Task to complete:
Lines that hold the word "panel" should be located and copied.

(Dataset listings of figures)
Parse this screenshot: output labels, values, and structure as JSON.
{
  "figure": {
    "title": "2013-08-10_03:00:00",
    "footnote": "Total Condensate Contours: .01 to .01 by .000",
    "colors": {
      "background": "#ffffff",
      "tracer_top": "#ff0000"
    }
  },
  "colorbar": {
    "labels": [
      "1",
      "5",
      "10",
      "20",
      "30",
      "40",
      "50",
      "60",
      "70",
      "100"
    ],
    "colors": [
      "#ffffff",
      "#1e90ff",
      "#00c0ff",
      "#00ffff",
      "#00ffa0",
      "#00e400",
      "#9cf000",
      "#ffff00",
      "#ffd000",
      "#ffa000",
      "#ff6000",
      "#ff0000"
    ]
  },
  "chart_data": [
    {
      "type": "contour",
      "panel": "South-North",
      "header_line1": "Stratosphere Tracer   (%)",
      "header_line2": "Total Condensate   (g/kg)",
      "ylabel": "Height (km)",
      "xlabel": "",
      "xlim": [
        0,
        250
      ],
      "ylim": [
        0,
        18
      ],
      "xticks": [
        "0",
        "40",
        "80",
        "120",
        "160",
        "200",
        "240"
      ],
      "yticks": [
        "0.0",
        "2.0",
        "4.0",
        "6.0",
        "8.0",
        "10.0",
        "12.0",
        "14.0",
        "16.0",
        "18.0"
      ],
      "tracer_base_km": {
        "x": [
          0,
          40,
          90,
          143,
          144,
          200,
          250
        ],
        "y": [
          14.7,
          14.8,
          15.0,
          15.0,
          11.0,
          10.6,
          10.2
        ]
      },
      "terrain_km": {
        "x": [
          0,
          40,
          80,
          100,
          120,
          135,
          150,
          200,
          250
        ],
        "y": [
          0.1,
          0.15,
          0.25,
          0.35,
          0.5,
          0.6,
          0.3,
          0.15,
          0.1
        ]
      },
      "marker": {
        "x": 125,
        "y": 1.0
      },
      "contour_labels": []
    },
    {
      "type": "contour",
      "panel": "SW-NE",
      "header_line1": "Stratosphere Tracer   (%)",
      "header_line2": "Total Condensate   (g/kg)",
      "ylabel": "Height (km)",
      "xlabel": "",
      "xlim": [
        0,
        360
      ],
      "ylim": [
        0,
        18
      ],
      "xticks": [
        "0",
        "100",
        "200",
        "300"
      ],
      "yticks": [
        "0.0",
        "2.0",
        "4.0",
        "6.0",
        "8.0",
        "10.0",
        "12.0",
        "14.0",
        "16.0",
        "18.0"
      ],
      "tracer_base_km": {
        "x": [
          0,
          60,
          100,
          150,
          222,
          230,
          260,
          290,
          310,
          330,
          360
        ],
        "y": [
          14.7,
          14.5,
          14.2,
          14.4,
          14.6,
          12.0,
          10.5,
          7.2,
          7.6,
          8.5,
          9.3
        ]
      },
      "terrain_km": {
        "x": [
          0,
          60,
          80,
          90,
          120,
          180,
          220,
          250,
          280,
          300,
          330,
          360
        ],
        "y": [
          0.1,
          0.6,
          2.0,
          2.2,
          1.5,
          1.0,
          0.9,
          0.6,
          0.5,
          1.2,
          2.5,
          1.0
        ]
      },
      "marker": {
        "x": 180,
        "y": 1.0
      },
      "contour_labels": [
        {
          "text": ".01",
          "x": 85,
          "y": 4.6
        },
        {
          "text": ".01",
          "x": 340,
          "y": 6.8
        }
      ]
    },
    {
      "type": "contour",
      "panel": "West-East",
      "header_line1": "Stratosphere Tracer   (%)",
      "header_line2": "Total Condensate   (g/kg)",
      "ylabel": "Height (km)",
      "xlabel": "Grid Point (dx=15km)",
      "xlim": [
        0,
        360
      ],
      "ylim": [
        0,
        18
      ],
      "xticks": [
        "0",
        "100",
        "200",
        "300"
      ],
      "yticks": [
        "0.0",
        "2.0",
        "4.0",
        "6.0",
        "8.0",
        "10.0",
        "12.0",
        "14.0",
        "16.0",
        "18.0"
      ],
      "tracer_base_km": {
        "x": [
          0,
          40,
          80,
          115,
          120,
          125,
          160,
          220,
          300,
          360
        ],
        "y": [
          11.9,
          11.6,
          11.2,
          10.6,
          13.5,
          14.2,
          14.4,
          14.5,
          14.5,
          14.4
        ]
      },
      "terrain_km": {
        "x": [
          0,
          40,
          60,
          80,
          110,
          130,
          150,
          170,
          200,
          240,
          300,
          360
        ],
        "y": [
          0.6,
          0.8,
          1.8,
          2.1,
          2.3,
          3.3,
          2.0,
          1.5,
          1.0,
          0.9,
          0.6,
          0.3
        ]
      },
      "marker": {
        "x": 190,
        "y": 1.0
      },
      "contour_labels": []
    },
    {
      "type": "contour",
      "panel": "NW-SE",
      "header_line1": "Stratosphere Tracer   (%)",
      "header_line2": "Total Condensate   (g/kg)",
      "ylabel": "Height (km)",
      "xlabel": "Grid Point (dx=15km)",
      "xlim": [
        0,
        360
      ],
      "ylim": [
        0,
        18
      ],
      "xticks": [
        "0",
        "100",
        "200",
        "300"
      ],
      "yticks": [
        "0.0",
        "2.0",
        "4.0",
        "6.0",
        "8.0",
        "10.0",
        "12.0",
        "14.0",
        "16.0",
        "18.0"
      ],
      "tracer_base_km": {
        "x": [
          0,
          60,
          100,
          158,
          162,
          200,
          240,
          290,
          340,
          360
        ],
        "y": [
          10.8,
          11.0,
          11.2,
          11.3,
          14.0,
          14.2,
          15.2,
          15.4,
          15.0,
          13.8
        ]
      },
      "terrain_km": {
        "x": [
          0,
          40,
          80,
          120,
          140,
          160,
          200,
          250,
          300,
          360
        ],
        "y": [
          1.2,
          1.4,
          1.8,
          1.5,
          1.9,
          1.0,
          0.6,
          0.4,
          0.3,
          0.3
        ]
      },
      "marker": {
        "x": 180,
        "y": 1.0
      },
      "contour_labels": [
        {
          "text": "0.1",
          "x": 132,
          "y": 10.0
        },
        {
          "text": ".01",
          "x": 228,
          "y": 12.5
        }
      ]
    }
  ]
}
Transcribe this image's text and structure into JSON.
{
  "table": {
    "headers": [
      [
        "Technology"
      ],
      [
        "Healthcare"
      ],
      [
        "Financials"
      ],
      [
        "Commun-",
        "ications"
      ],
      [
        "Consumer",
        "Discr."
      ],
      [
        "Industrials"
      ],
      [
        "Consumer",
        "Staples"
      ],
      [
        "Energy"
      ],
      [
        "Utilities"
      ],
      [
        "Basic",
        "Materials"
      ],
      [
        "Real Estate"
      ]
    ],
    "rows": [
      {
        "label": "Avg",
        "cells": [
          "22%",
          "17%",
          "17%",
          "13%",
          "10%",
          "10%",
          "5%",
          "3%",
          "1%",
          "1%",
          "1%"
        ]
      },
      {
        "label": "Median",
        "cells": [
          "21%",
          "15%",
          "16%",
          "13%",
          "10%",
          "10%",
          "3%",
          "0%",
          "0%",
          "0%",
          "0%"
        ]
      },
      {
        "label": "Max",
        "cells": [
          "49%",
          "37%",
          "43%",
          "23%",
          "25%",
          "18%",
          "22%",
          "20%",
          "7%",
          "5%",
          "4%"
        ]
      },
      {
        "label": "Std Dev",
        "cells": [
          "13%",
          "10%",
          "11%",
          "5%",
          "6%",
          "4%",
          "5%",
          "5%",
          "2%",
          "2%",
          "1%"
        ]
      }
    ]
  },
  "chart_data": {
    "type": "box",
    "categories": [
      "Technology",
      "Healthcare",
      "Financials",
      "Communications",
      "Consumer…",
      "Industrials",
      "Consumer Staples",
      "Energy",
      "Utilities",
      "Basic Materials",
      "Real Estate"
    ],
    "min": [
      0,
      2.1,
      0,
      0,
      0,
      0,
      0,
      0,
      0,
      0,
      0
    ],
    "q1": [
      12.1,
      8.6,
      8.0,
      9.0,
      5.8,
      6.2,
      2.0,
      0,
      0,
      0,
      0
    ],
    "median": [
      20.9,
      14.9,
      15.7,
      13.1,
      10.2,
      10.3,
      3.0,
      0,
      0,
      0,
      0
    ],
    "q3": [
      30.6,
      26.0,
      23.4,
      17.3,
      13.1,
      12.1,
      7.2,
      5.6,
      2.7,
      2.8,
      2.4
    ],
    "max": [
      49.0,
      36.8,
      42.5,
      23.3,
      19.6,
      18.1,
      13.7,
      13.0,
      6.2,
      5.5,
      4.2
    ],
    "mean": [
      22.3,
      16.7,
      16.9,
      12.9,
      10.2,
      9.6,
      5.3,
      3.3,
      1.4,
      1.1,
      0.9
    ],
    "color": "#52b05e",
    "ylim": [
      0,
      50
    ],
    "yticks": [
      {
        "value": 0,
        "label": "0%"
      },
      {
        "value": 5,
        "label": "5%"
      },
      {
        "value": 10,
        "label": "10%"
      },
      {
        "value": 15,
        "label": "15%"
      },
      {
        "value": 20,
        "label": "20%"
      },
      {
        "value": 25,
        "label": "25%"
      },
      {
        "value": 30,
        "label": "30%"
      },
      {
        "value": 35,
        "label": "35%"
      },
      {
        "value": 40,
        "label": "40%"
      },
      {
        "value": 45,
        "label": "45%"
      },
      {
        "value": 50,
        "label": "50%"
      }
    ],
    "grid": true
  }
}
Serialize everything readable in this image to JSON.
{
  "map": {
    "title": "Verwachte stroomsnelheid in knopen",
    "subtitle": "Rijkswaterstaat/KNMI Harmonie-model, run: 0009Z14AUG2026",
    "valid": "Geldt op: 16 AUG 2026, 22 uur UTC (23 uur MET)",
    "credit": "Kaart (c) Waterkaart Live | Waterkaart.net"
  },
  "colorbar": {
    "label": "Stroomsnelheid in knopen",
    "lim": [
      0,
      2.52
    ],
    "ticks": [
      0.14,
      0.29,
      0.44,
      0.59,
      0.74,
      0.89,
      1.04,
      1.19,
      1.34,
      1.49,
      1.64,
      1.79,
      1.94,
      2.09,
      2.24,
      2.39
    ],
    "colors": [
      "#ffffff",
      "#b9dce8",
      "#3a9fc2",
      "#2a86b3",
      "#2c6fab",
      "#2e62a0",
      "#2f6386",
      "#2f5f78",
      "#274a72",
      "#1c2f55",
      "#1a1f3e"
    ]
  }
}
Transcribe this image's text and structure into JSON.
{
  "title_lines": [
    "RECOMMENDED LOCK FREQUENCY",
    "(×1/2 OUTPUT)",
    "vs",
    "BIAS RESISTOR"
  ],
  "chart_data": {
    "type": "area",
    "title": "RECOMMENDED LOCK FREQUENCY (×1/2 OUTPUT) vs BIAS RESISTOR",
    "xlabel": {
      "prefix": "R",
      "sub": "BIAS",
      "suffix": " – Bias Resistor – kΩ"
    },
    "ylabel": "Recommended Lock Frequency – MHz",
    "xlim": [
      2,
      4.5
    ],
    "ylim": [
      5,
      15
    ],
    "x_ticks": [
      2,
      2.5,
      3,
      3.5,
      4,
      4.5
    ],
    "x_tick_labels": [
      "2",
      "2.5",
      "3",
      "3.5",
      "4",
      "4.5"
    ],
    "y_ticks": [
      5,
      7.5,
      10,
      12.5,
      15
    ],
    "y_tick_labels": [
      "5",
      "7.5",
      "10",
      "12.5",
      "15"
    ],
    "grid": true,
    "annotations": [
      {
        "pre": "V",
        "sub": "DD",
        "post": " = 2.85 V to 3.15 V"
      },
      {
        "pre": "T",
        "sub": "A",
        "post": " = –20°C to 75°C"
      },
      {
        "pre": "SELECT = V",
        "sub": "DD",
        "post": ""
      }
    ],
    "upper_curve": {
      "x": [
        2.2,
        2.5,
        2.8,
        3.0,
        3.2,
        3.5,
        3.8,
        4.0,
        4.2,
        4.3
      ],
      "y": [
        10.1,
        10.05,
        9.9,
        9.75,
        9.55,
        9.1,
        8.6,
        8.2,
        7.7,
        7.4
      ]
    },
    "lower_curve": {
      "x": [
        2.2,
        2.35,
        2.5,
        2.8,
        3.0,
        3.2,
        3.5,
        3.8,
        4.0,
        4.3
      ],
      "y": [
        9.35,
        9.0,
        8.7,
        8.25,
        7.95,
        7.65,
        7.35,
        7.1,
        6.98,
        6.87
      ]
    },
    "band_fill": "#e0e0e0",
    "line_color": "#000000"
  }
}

Task response:
      "panel": "South-North",
      "panel": "SW-NE",
      "panel": "West-East",
      "panel": "NW-SE",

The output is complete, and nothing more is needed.